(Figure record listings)

+ + +

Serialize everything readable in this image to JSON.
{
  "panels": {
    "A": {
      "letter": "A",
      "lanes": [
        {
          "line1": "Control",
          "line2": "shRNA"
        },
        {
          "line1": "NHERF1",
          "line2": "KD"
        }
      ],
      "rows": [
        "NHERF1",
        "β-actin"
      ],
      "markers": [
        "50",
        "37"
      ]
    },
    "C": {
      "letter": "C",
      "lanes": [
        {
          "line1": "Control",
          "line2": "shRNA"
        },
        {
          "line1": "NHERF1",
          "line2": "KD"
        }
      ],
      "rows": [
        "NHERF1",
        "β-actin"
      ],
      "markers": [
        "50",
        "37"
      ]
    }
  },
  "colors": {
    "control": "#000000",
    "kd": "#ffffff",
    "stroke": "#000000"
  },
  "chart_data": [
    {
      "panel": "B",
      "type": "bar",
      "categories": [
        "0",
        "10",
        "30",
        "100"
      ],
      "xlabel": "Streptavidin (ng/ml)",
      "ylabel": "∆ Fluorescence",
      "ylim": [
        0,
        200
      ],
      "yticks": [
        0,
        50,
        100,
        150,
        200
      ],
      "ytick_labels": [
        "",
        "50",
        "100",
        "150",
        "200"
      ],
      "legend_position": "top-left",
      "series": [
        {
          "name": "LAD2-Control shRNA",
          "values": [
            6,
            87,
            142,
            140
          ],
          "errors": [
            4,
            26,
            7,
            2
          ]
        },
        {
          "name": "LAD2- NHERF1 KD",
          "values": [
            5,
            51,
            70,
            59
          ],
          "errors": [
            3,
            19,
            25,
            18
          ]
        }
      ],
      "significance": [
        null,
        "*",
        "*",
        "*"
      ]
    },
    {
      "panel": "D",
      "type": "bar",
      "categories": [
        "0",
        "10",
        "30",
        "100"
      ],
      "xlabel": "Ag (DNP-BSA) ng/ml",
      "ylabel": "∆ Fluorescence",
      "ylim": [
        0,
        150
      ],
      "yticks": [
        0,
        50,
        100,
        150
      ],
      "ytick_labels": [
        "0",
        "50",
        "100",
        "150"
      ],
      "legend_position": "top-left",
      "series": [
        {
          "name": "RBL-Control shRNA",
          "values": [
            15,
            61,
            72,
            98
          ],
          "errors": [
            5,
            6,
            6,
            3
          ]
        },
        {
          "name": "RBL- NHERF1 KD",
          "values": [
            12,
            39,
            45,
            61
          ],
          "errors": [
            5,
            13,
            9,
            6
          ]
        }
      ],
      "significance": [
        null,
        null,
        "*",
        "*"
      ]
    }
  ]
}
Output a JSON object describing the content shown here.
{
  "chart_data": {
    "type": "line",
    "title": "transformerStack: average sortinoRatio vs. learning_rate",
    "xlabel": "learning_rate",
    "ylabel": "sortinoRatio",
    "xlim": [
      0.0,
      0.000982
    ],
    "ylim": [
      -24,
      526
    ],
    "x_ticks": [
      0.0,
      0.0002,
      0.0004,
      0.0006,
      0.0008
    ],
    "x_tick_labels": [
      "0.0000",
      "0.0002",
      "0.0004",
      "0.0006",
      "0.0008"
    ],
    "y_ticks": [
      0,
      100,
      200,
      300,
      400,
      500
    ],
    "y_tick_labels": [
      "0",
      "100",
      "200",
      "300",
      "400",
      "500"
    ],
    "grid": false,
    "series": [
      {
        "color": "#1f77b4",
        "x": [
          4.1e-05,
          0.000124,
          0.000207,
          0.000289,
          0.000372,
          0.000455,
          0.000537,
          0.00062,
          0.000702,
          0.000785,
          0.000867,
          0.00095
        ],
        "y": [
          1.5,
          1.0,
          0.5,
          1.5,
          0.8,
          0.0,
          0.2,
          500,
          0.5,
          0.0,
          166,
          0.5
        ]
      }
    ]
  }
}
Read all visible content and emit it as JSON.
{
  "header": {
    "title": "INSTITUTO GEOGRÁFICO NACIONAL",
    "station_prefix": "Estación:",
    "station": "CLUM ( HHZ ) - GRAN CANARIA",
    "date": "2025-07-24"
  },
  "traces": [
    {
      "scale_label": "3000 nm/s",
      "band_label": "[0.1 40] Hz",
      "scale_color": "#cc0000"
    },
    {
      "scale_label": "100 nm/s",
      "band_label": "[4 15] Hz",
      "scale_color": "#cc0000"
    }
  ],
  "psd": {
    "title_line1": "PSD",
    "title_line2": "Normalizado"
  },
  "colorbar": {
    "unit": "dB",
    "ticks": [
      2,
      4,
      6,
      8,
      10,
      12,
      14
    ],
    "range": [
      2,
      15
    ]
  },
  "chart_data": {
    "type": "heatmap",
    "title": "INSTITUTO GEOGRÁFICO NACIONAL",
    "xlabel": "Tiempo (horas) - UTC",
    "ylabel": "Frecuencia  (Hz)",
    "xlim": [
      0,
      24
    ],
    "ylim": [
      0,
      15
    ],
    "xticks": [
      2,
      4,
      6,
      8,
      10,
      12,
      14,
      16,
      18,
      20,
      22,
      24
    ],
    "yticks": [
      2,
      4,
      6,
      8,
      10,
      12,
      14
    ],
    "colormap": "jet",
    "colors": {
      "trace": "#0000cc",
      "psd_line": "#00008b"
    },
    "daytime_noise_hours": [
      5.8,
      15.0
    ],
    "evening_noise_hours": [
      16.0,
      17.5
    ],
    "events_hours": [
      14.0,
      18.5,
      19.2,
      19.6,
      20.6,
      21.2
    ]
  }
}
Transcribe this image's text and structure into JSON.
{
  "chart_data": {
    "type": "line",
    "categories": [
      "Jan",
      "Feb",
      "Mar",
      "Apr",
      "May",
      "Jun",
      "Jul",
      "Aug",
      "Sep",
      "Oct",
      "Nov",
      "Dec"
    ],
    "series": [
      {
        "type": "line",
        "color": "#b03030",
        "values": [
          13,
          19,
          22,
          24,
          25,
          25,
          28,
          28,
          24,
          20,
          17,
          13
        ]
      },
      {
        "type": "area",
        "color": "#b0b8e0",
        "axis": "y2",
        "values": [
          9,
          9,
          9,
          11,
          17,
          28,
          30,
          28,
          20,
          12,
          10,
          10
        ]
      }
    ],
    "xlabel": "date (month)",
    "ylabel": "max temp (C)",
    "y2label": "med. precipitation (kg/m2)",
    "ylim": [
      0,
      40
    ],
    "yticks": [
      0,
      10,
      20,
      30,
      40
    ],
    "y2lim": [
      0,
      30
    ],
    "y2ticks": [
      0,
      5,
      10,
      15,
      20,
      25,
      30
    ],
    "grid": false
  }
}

+ + +

Problem requirements.
Extract every entry above as it appears.

Completed task.
Serialize everything readable in this image to JSON.
{
  "panels": {
    "A": {
      "letter": "A",
      "lanes": [
        {
          "line1": "Control",
          "line2": "shRNA"
        },
        {
          "line1": "NHERF1",
          "line2": "KD"
        }
      ],
      "rows": [
        "NHERF1",
        "β-actin"
      ],
      "markers": [
        "50",
        "37"
      ]
    },
    "C": {
      "letter": "C",
      "lanes": [
        {
          "line1": "Control",
          "line2": "shRNA"
        },
        {
          "line1": "NHERF1",
          "line2": "KD"
        }
      ],
      "rows": [
        "NHERF1",
        "β-actin"
      ],
      "markers": [
        "50",
        "37"
      ]
    }
  },
  "colors": {
    "control": "#000000",
    "kd": "#ffffff",
    "stroke": "#000000"
  },
  "chart_data": [
    {
      "panel": "B",
      "type": "bar",
      "categories": [
        "0",
        "10",
        "30",
        "100"
      ],
      "xlabel": "Streptavidin (ng/ml)",
      "ylabel": "∆ Fluorescence",
      "ylim": [
        0,
        200
      ],
      "yticks": [
        0,
        50,
        100,
        150,
        200
      ],
      "ytick_labels": [
        "",
        "50",
        "100",
        "150",
        "200"
      ],
      "legend_position": "top-left",
      "series": [
        {
          "name": "LAD2-Control shRNA",
          "values": [
            6,
            87,
            142,
            140
          ],
          "errors": [
            4,
            26,
            7,
            2
          ]
        },
        {
          "name": "LAD2- NHERF1 KD",
          "values": [
            5,
            51,
            70,
            59
          ],
          "errors": [
            3,
            19,
            25,
            18
          ]
        }
      ],
      "significance": [
        null,
        "*",
        "*",
        "*"
      ]
    },
    {
      "panel": "D",
      "type": "bar",
      "categories": [
        "0",
        "10",
        "30",
        "100"
      ],
      "xlabel": "Ag (DNP-BSA) ng/ml",
      "ylabel": "∆ Fluorescence",
      "ylim": [
        0,
        150
      ],
      "yticks": [
        0,
        50,
        100,
        150
      ],
      "ytick_labels": [
        "0",
        "50",
        "100",
        "150"
      ],
      "legend_position": "top-left",
      "series": [
        {
          "name": "RBL-Control shRNA",
          "values": [
            15,
            61,
            72,
            98
          ],
          "errors": [
            5,
            6,
            6,
            3
          ]
        },
        {
          "name": "RBL- NHERF1 KD",
          "values": [
            12,
            39,
            45,
            61
          ],
          "errors": [
            5,
            13,
            9,
            6
          ]
        }
      ],
      "significance": [
        null,
        null,
        "*",
        "*"
      ]
    }
  ]
}
Output a JSON object describing the content shown here.
{
  "chart_data": {
    "type": "line",
    "title": "transformerStack: average sortinoRatio vs. learning_rate",
    "xlabel": "learning_rate",
    "ylabel": "sortinoRatio",
    "xlim": [
      0.0,
      0.000982
    ],
    "ylim": [
      -24,
      526
    ],
    "x_ticks": [
      0.0,
      0.0002,
      0.0004,
      0.0006,
      0.0008
    ],
    "x_tick_labels": [
      "0.0000",
      "0.0002",
      "0.0004",
      "0.0006",
      "0.0008"
    ],
    "y_ticks": [
      0,
      100,
      200,
      300,
      400,
      500
    ],
    "y_tick_labels": [
      "0",
      "100",
      "200",
      "300",
      "400",
      "500"
    ],
    "grid": false,
    "series": [
      {
        "color": "#1f77b4",
        "x": [
          4.1e-05,
          0.000124,
          0.000207,
          0.000289,
          0.000372,
          0.000455,
          0.000537,
          0.00062,
          0.000702,
          0.000785,
          0.000867,
          0.00095
        ],
        "y": [
          1.5,
          1.0,
          0.5,
          1.5,
          0.8,
          0.0,
          0.2,
          500,
          0.5,
          0.0,
          166,
          0.5
        ]
      }
    ]
  }
}
Read all visible content and emit it as JSON.
{
  "header": {
    "title": "INSTITUTO GEOGRÁFICO NACIONAL",
    "station_prefix": "Estación:",
    "station": "CLUM ( HHZ ) - GRAN CANARIA",
    "date": "2025-07-24"
  },
  "traces": [
    {
      "scale_label": "3000 nm/s",
      "band_label": "[0.1 40] Hz",
      "scale_color": "#cc0000"
    },
    {
      "scale_label": "100 nm/s",
      "band_label": "[4 15] Hz",
      "scale_color": "#cc0000"
    }
  ],
  "psd": {
    "title_line1": "PSD",
    "title_line2": "Normalizado"
  },
  "colorbar": {
    "unit": "dB",
    "ticks": [
      2,
      4,
      6,
      8,
      10,
      12,
      14
    ],
    "range": [
      2,
      15
    ]
  },
  "chart_data": {
    "type": "heatmap",
    "title": "INSTITUTO GEOGRÁFICO NACIONAL",
    "xlabel": "Tiempo (horas) - UTC",
    "ylabel": "Frecuencia  (Hz)",
    "xlim": [
      0,
      24
    ],
    "ylim": [
      0,
      15
    ],
    "xticks": [
      2,
      4,
      6,
      8,
      10,
      12,
      14,
      16,
      18,
      20,
      22,
      24
    ],
    "yticks": [
      2,
      4,
      6,
      8,
      10,
      12,
      14
    ],
    "colormap": "jet",
    "colors": {
      "trace": "#0000cc",
      "psd_line": "#00008b"
    },
    "daytime_noise_hours": [
      5.8,
      15.0
    ],
    "evening_noise_hours": [
      16.0,
      17.5
    ],
    "events_hours": [
      14.0,
      18.5,
      19.2,
      19.6,
      20.6,
      21.2
    ]
  }
}
Transcribe this image's text and structure into JSON.
{
  "chart_data": {
    "type": "line",
    "categories": [
      "Jan",
      "Feb",
      "Mar",
      "Apr",
      "May",
      "Jun",
      "Jul",
      "Aug",
      "Sep",
      "Oct",
      "Nov",
      "Dec"
    ],
    "series": [
      {
        "type": "line",
        "color": "#b03030",
        "values": [
          13,
          19,
          22,
          24,
          25,
          25,
          28,
          28,
          24,
          20,
          17,
          13
        ]
      },
      {
        "type": "area",
        "color": "#b0b8e0",
        "axis": "y2",
        "values": [
          9,
          9,
          9,
          11,
          17,
          28,
          30,
          28,
          20,
          12,
          10,
          10
        ]
      }
    ],
    "xlabel": "date (month)",
    "ylabel": "max temp (C)",
    "y2label": "med. precipitation (kg/m2)",
    "ylim": [
      0,
      40
    ],
    "yticks": [
      0,
      10,
      20,
      30,
      40
    ],
    "y2lim": [
      0,
      30
    ],
    "y2ticks": [
      0,
      5,
      10,
      15,
      20,
      25,
      30
    ],
    "grid": false
  }
}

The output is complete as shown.